WRITTEN TASK =
The records that follow are to be transcribed in full, without their images.

SOURCE RECORDS =
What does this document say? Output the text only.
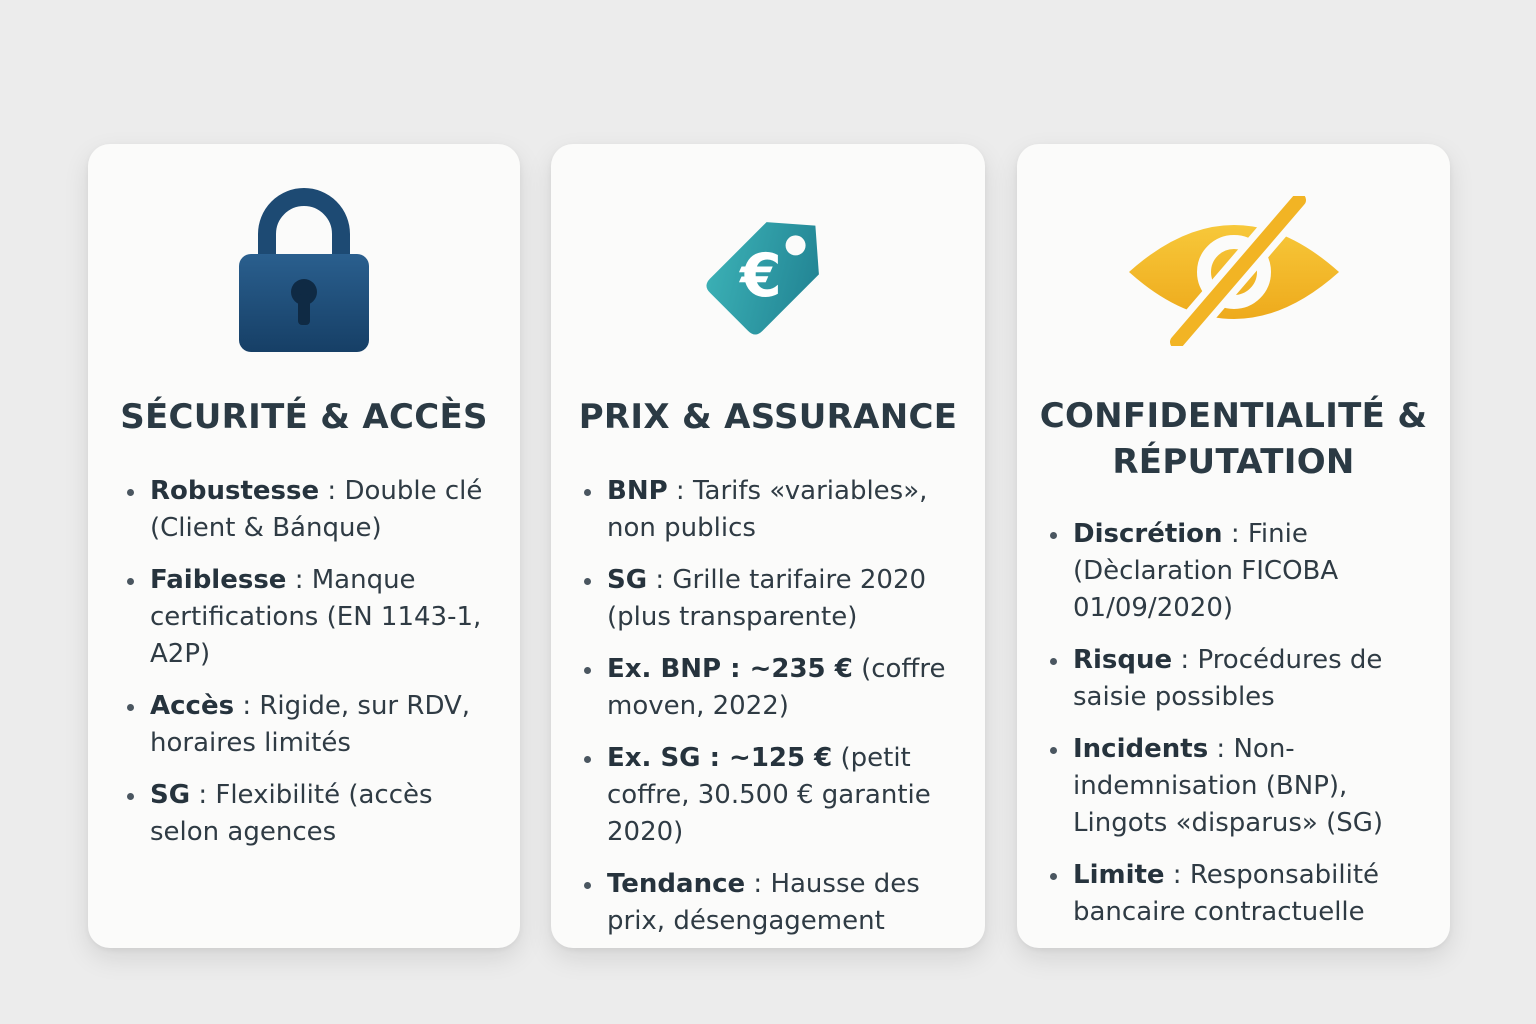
SÉCURITÉ & ACCÈS
Robustesse : Double clé (Client & Bánque)
Faiblesse : Manque certifications (EN 1143-1, A2P)
Accès : Rigide, sur RDV, horaires limités
SG : Flexibilité (accès selon agences
€
PRIX & ASSURANCE
BNP : Tarifs «variables», non publics
SG : Grille tarifaire 2020 (plus transparente)
Ex. BNP : ~235 € (coffre moven, 2022)
Ex. SG : ~125 € (petit coffre, 30.500 € garantie 2020)
Tendance : Hausse des prix, désengagement
CONFIDENTIALITÉ & RÉPUTATION
Discrétion : Finie (Dèclaration FICOBA 01/09/2020)
Risque : Procédures de saisie possibles
Incidents : Non-indemnisation (BNP), Lingots «disparus» (SG)
Limite : Responsabilité bancaire contractuelle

EXERCISE RESPONSE =
What does this document say? Output the text only.
SÉCURITÉ & ACCÈS
Robustesse : Double clé (Client & Bánque)
Faiblesse : Manque certifications (EN 1143-1, A2P)
Accès : Rigide, sur RDV, horaires limités
SG : Flexibilité (accès selon agences
€
PRIX & ASSURANCE
BNP : Tarifs «variables», non publics
SG : Grille tarifaire 2020 (plus transparente)
Ex. BNP : ~235 € (coffre moven, 2022)
Ex. SG : ~125 € (petit coffre, 30.500 € garantie 2020)
Tendance : Hausse des prix, désengagement
CONFIDENTIALITÉ & RÉPUTATION
Discrétion : Finie (Dèclaration FICOBA 01/09/2020)
Risque : Procédures de saisie possibles
Incidents : Non-indemnisation (BNP), Lingots «disparus» (SG)
Limite : Responsabilité bancaire contractuelle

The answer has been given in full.